- **Data lines**:
[Begin]
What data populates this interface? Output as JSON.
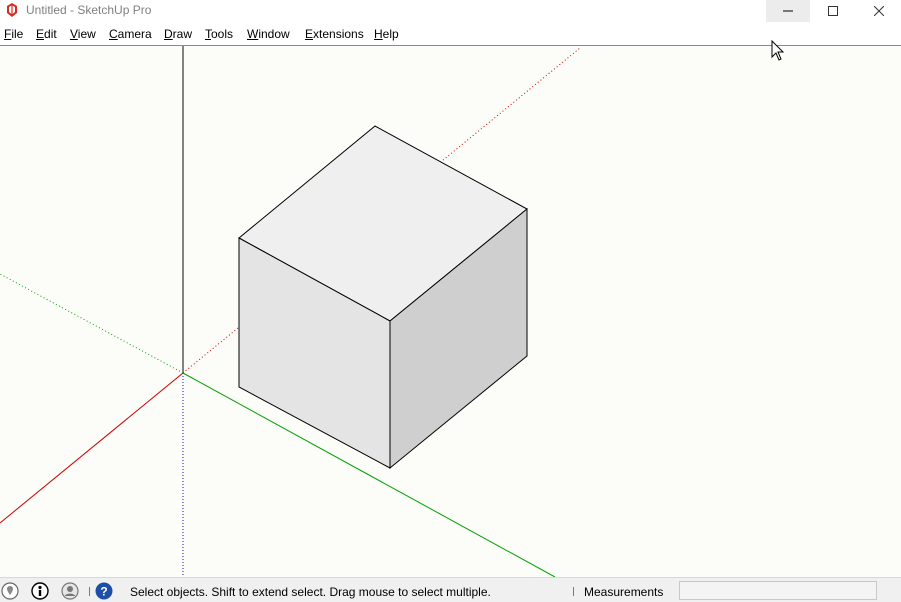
{
  "window": {
    "title": "Untitled - SketchUp Pro",
    "app_icon": "sketchup-icon",
    "controls": {
      "minimize": "minimize-icon",
      "maximize": "maximize-icon",
      "close": "close-icon"
    }
  },
  "menu": {
    "items": [
      {
        "first": "F",
        "rest": "ile"
      },
      {
        "first": "E",
        "rest": "dit"
      },
      {
        "first": "V",
        "rest": "iew"
      },
      {
        "first": "C",
        "rest": "amera"
      },
      {
        "first": "D",
        "rest": "raw"
      },
      {
        "first": "T",
        "rest": "ools"
      },
      {
        "first": "W",
        "rest": "indow"
      },
      {
        "first": "E",
        "rest": "xtensions"
      },
      {
        "first": "H",
        "rest": "elp"
      }
    ]
  },
  "viewport": {
    "background": "#fcfcf8",
    "axis_colors": {
      "red": "#cc0000",
      "green": "#00a000",
      "blue": "#0000aa"
    },
    "model": "cube",
    "face_colors": {
      "top": "#efefef",
      "left": "#e4e4e4",
      "right": "#cfcfcf"
    }
  },
  "statusbar": {
    "icons": [
      "geo-location-icon",
      "credits-icon",
      "user-account-icon"
    ],
    "help_icon": "help-icon",
    "status_text": "Select objects. Shift to extend select. Drag mouse to select multiple.",
    "measurements_label": "Measurements",
    "measurements_value": ""
  }
}
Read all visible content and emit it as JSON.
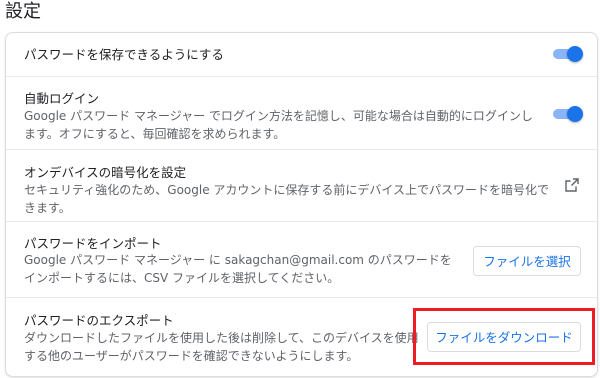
{
  "page_title": "設定",
  "rows": [
    {
      "title": "パスワードを保存できるようにする",
      "toggle": "on"
    },
    {
      "title": "自動ログイン",
      "description": "Google パスワード マネージャー でログイン方法を記憶し、可能な場合は自動的にログインします。オフにすると、毎回確認を求められます。",
      "toggle": "on"
    },
    {
      "title": "オンデバイスの暗号化を設定",
      "description": "セキュリティ強化のため、Google アカウントに保存する前にデバイス上でパスワードを暗号化できます。",
      "icon": "external-link-icon"
    },
    {
      "title": "パスワードをインポート",
      "description": "Google パスワード マネージャー に sakagchan@gmail.com のパスワードをインポートするには、CSV ファイルを選択してください。",
      "button": "ファイルを選択"
    },
    {
      "title": "パスワードのエクスポート",
      "description": "ダウンロードしたファイルを使用した後は削除して、このデバイスを使用する他のユーザーがパスワードを確認できないようにします。",
      "button": "ファイルをダウンロード"
    }
  ],
  "colors": {
    "accent": "#1a73e8",
    "toggle_track": "#8ab4f8",
    "highlight": "#ee1c25",
    "divider": "#e8eaed"
  }
}
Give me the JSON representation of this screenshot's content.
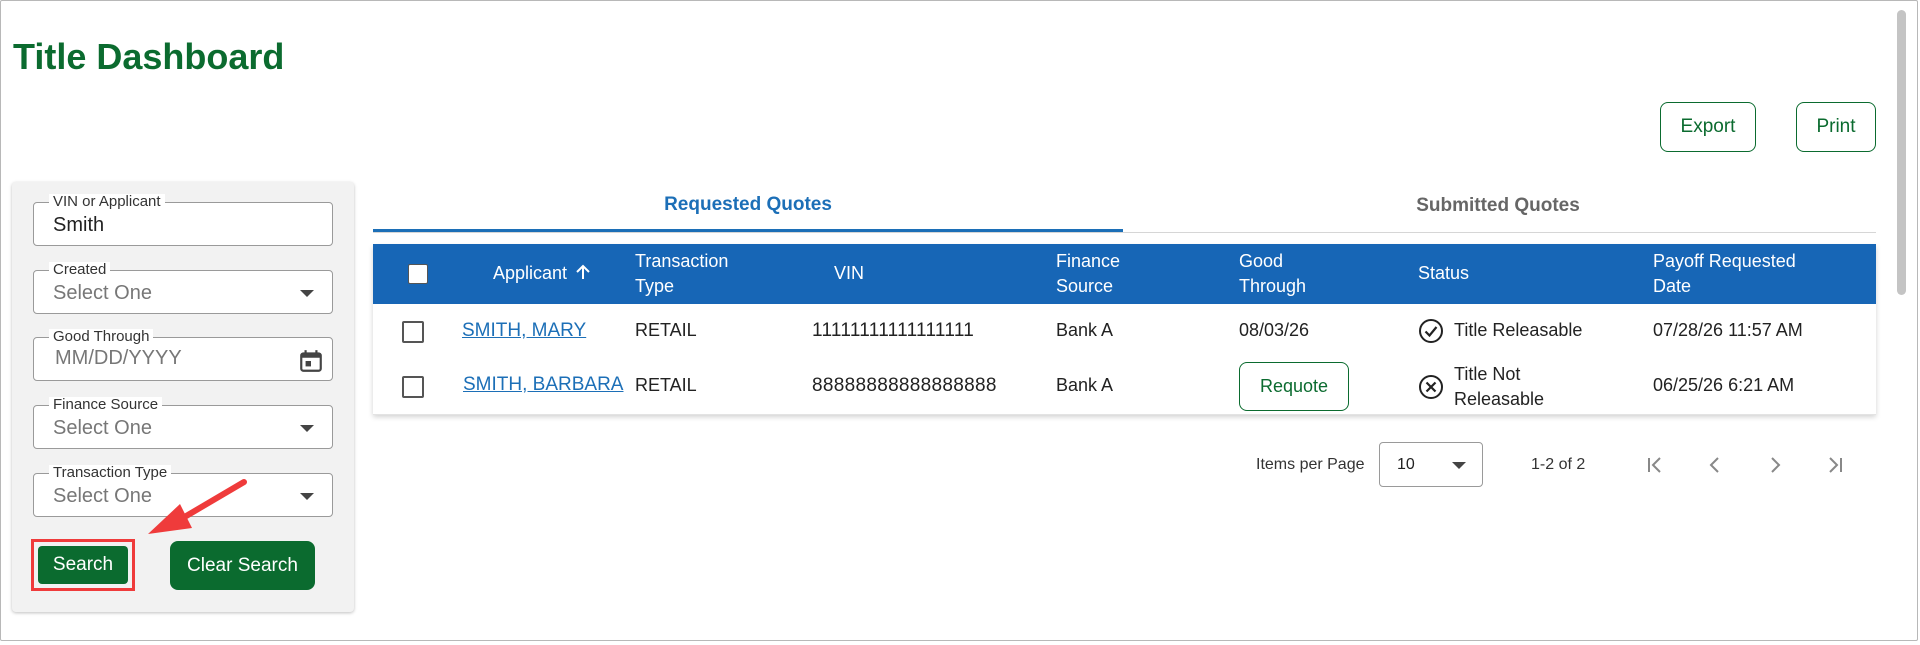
{
  "page": {
    "title": "Title Dashboard",
    "accent_color": "#0b6b2f",
    "header_color": "#1766b6",
    "link_color": "#1c6fb7"
  },
  "actions": {
    "export_label": "Export",
    "print_label": "Print"
  },
  "filters": {
    "vin": {
      "label": "VIN or Applicant",
      "value": "Smith"
    },
    "created": {
      "label": "Created",
      "value": "Select One"
    },
    "good_through": {
      "label": "Good Through",
      "placeholder": "MM/DD/YYYY",
      "icon": "calendar-icon"
    },
    "finance_source": {
      "label": "Finance Source",
      "value": "Select One"
    },
    "transaction_type": {
      "label": "Transaction Type",
      "value": "Select One"
    },
    "search_label": "Search",
    "clear_label": "Clear Search",
    "highlight_color": "#ef3b3b"
  },
  "tabs": [
    {
      "label": "Requested Quotes",
      "active": true
    },
    {
      "label": "Submitted Quotes",
      "active": false
    }
  ],
  "table": {
    "columns": {
      "applicant": "Applicant",
      "transaction_type": [
        "Transaction",
        "Type"
      ],
      "vin": "VIN",
      "finance_source": [
        "Finance",
        "Source"
      ],
      "good_through": [
        "Good",
        "Through"
      ],
      "status": "Status",
      "payoff_date": [
        "Payoff Requested",
        "Date"
      ]
    },
    "sort_icon": "arrow-up-icon",
    "rows": [
      {
        "applicant": "SMITH, MARY",
        "transaction_type": "RETAIL",
        "vin": "11111111111111111",
        "finance_source": "Bank A",
        "good_through": "08/03/26",
        "status": [
          "Title Releasable"
        ],
        "status_icon": "check-circle-icon",
        "payoff_date": "07/28/26 11:57 AM"
      },
      {
        "applicant": "SMITH, BARBARA",
        "transaction_type": "RETAIL",
        "vin": "88888888888888888",
        "finance_source": "Bank A",
        "good_through_action": "Requote",
        "status": [
          "Title Not",
          "Releasable"
        ],
        "status_icon": "x-circle-icon",
        "payoff_date": "06/25/26 6:21 AM"
      }
    ]
  },
  "pagination": {
    "items_per_page_label": "Items per Page",
    "items_per_page": "10",
    "range": "1-2 of 2"
  }
}
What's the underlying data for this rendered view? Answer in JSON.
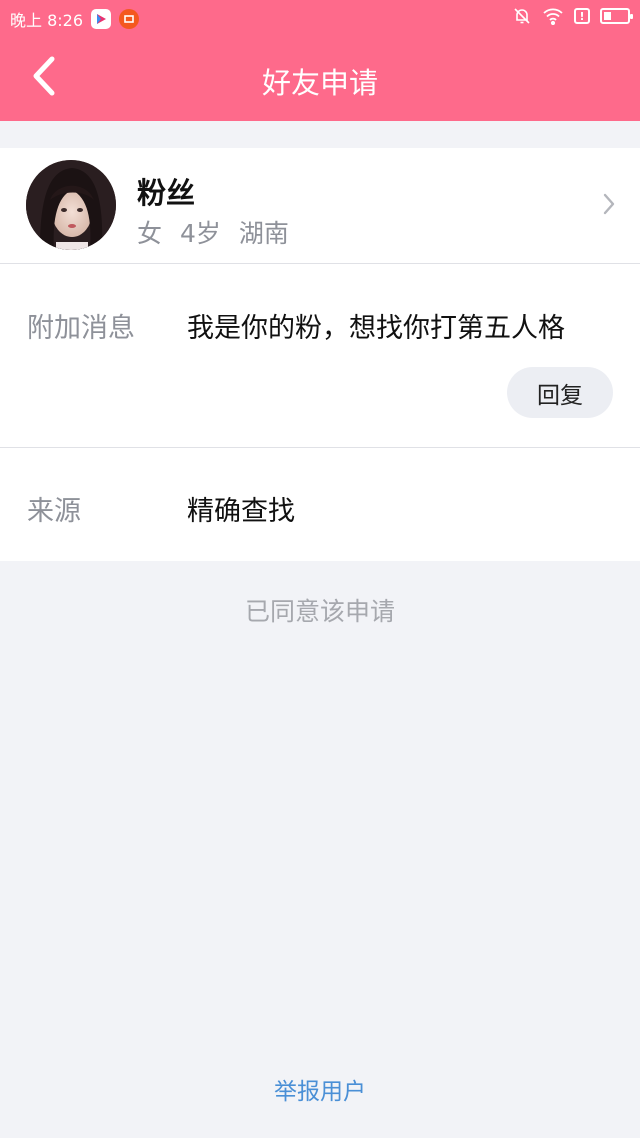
[End]
- **Exercise objective**:
Output the data exactly. Pictures don't belong in the result.

- **Full response**:
What data populates this interface? Output as JSON.
{
  "window": {
    "title": "Untitled - SketchUp Pro",
    "app_icon": "sketchup-icon",
    "controls": {
      "minimize": "minimize-icon",
      "maximize": "maximize-icon",
      "close": "close-icon"
    }
  },
  "menu": {
    "items": [
      {
        "first": "F",
        "rest": "ile"
      },
      {
        "first": "E",
        "rest": "dit"
      },
      {
        "first": "V",
        "rest": "iew"
      },
      {
        "first": "C",
        "rest": "amera"
      },
      {
        "first": "D",
        "rest": "raw"
      },
      {
        "first": "T",
        "rest": "ools"
      },
      {
        "first": "W",
        "rest": "indow"
      },
      {
        "first": "E",
        "rest": "xtensions"
      },
      {
        "first": "H",
        "rest": "elp"
      }
    ]
  },
  "viewport": {
    "background": "#fcfcf8",
    "axis_colors": {
      "red": "#cc0000",
      "green": "#00a000",
      "blue": "#0000aa"
    },
    "model": "cube",
    "face_colors": {
      "top": "#efefef",
      "left": "#e4e4e4",
      "right": "#cfcfcf"
    }
  },
  "statusbar": {
    "icons": [
      "geo-location-icon",
      "credits-icon",
      "user-account-icon"
    ],
    "help_icon": "help-icon",
    "status_text": "Select objects. Shift to extend select. Drag mouse to select multiple.",
    "measurements_label": "Measurements",
    "measurements_value": ""
  }
}
Read all visible content and emit it as JSON.
{
  "page_title": "設定",
  "rows": [
    {
      "title": "パスワードを保存できるようにする",
      "toggle": "on"
    },
    {
      "title": "自動ログイン",
      "description": "Google パスワード マネージャー でログイン方法を記憶し、可能な場合は自動的にログインします。オフにすると、毎回確認を求められます。",
      "toggle": "on"
    },
    {
      "title": "オンデバイスの暗号化を設定",
      "description": "セキュリティ強化のため、Google アカウントに保存する前にデバイス上でパスワードを暗号化できます。",
      "icon": "external-link-icon"
    },
    {
      "title": "パスワードをインポート",
      "description": "Google パスワード マネージャー に sakagchan@gmail.com のパスワードをインポートするには、CSV ファイルを選択してください。",
      "button": "ファイルを選択"
    },
    {
      "title": "パスワードのエクスポート",
      "description": "ダウンロードしたファイルを使用した後は削除して、このデバイスを使用する他のユーザーがパスワードを確認できないようにします。",
      "button": "ファイルをダウンロード"
    }
  ],
  "colors": {
    "accent": "#1a73e8",
    "toggle_track": "#8ab4f8",
    "highlight": "#ee1c25",
    "divider": "#e8eaed"
  }
}
Give me the JSON representation of this screenshot's content.
{
  "page": {
    "title": "Title Dashboard",
    "accent_color": "#0b6b2f",
    "header_color": "#1766b6",
    "link_color": "#1c6fb7"
  },
  "actions": {
    "export_label": "Export",
    "print_label": "Print"
  },
  "filters": {
    "vin": {
      "label": "VIN or Applicant",
      "value": "Smith"
    },
    "created": {
      "label": "Created",
      "value": "Select One"
    },
    "good_through": {
      "label": "Good Through",
      "placeholder": "MM/DD/YYYY",
      "icon": "calendar-icon"
    },
    "finance_source": {
      "label": "Finance Source",
      "value": "Select One"
    },
    "transaction_type": {
      "label": "Transaction Type",
      "value": "Select One"
    },
    "search_label": "Search",
    "clear_label": "Clear Search",
    "highlight_color": "#ef3b3b"
  },
  "tabs": [
    {
      "label": "Requested Quotes",
      "active": true
    },
    {
      "label": "Submitted Quotes",
      "active": false
    }
  ],
  "table": {
    "columns": {
      "applicant": "Applicant",
      "transaction_type": [
        "Transaction",
        "Type"
      ],
      "vin": "VIN",
      "finance_source": [
        "Finance",
        "Source"
      ],
      "good_through": [
        "Good",
        "Through"
      ],
      "status": "Status",
      "payoff_date": [
        "Payoff Requested",
        "Date"
      ]
    },
    "sort_icon": "arrow-up-icon",
    "rows": [
      {
        "applicant": "SMITH, MARY",
        "transaction_type": "RETAIL",
        "vin": "11111111111111111",
        "finance_source": "Bank A",
        "good_through": "08/03/26",
        "status": [
          "Title Releasable"
        ],
        "status_icon": "check-circle-icon",
        "payoff_date": "07/28/26 11:57 AM"
      },
      {
        "applicant": "SMITH, BARBARA",
        "transaction_type": "RETAIL",
        "vin": "88888888888888888",
        "finance_source": "Bank A",
        "good_through_action": "Requote",
        "status": [
          "Title Not",
          "Releasable"
        ],
        "status_icon": "x-circle-icon",
        "payoff_date": "06/25/26 6:21 AM"
      }
    ]
  },
  "pagination": {
    "items_per_page_label": "Items per Page",
    "items_per_page": "10",
    "range": "1-2 of 2"
  }
}
What's the underlying data for this rendered view? Answer in JSON.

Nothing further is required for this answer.